Stated task - Work out how many lines hold "Insert". Give the number and nothing else.

Data supplied -

┌──

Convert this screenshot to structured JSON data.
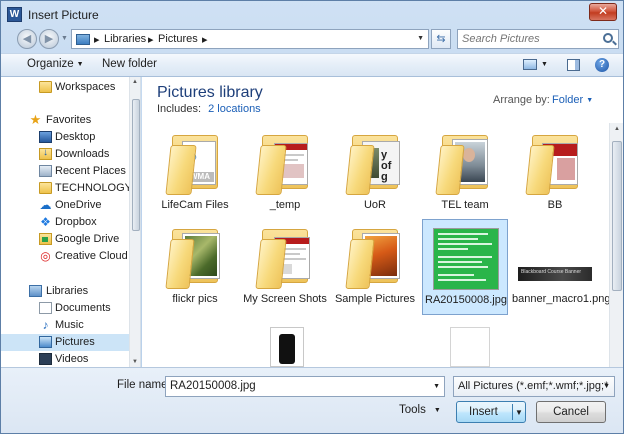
{
  "window": {
    "title": "Insert Picture",
    "app_icon_letter": "W",
    "close_glyph": "✕"
  },
  "address": {
    "segments": [
      "Libraries",
      "Pictures"
    ]
  },
  "search": {
    "placeholder": "Search Pictures"
  },
  "toolbar": {
    "organize_label": "Organize",
    "new_folder_label": "New folder",
    "help_glyph": "?"
  },
  "nav": {
    "items": [
      {
        "label": "Workspaces",
        "icon": "folder-icon"
      },
      {
        "label": "Favorites",
        "icon": "star-icon"
      },
      {
        "label": "Desktop",
        "icon": "desktop-icon"
      },
      {
        "label": "Downloads",
        "icon": "downloads-icon"
      },
      {
        "label": "Recent Places",
        "icon": "recent-places-icon"
      },
      {
        "label": "TECHNOLOGY EI",
        "icon": "folder-icon"
      },
      {
        "label": "OneDrive",
        "icon": "onedrive-icon"
      },
      {
        "label": "Dropbox",
        "icon": "dropbox-icon"
      },
      {
        "label": "Google Drive",
        "icon": "google-drive-icon"
      },
      {
        "label": "Creative Cloud Fi",
        "icon": "creative-cloud-icon"
      },
      {
        "label": "Libraries",
        "icon": "library-icon"
      },
      {
        "label": "Documents",
        "icon": "documents-icon"
      },
      {
        "label": "Music",
        "icon": "music-icon"
      },
      {
        "label": "Pictures",
        "icon": "pictures-icon",
        "selected": true
      },
      {
        "label": "Videos",
        "icon": "videos-icon"
      }
    ]
  },
  "library": {
    "title": "Pictures library",
    "includes_label": "Includes:",
    "includes_link": "2 locations",
    "arrange_label": "Arrange by:",
    "arrange_value": "Folder"
  },
  "files": [
    {
      "name": "LifeCam Files",
      "type": "folder"
    },
    {
      "name": "_temp",
      "type": "folder"
    },
    {
      "name": "UoR",
      "type": "folder"
    },
    {
      "name": "TEL team",
      "type": "folder"
    },
    {
      "name": "BB",
      "type": "folder"
    },
    {
      "name": "flickr pics",
      "type": "folder"
    },
    {
      "name": "My Screen Shots",
      "type": "folder"
    },
    {
      "name": "Sample Pictures",
      "type": "folder"
    },
    {
      "name": "RA20150008.jpg",
      "type": "image",
      "selected": true
    },
    {
      "name": "banner_macro1.png",
      "type": "image"
    }
  ],
  "thumb_text": {
    "wma": "WMA",
    "uor": "y of g",
    "banner": "Blackboard Course Banner"
  },
  "bottom": {
    "file_name_label": "File name:",
    "file_name_value": "RA20150008.jpg",
    "filter_value": "All Pictures (*.emf;*.wmf;*.jpg;*",
    "tools_label": "Tools",
    "insert_label": "Insert",
    "cancel_label": "Cancel"
  },
  "colors": {
    "accent": "#1e3f7a",
    "link": "#1b5fb7",
    "selection": "#cce8ff",
    "green_doc": "#2ab54a"
  }
}
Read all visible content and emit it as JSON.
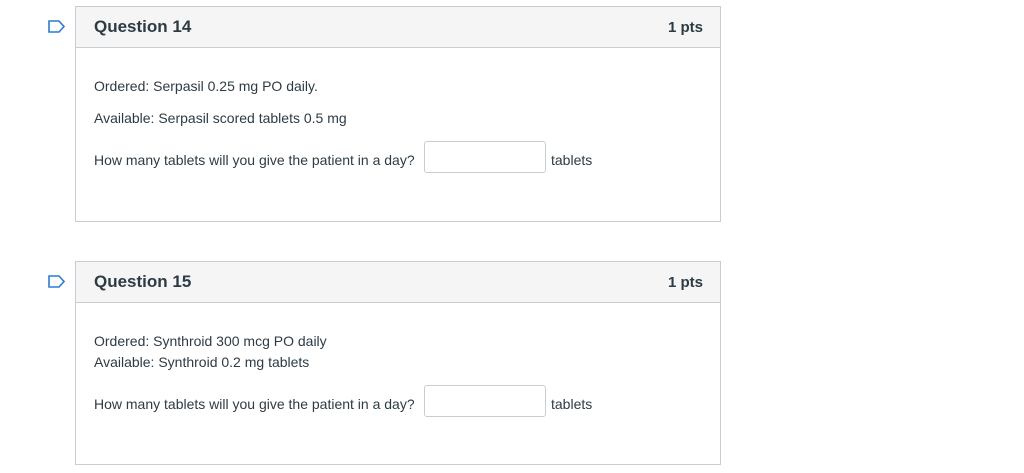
{
  "questions": [
    {
      "title": "Question 14",
      "points": "1 pts",
      "lines": [
        "Ordered: Serpasil 0.25 mg PO daily.",
        "Available:  Serpasil scored tablets 0.5 mg"
      ],
      "prompt": "How many tablets will you give the patient in a day?",
      "answer_value": "",
      "unit": "tablets"
    },
    {
      "title": "Question 15",
      "points": "1 pts",
      "lines": [
        "Ordered: Synthroid 300 mcg PO daily",
        "Available: Synthroid 0.2 mg tablets"
      ],
      "prompt": "How many tablets will you give the patient in a day?",
      "answer_value": "",
      "unit": "tablets"
    }
  ],
  "icons": {
    "flag": "bookmark-flag-icon"
  },
  "colors": {
    "flag_outline": "#2d7bd0",
    "border": "#c7cdd1",
    "header_bg": "#f5f5f5"
  }
}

└──

Answer to the problem - 2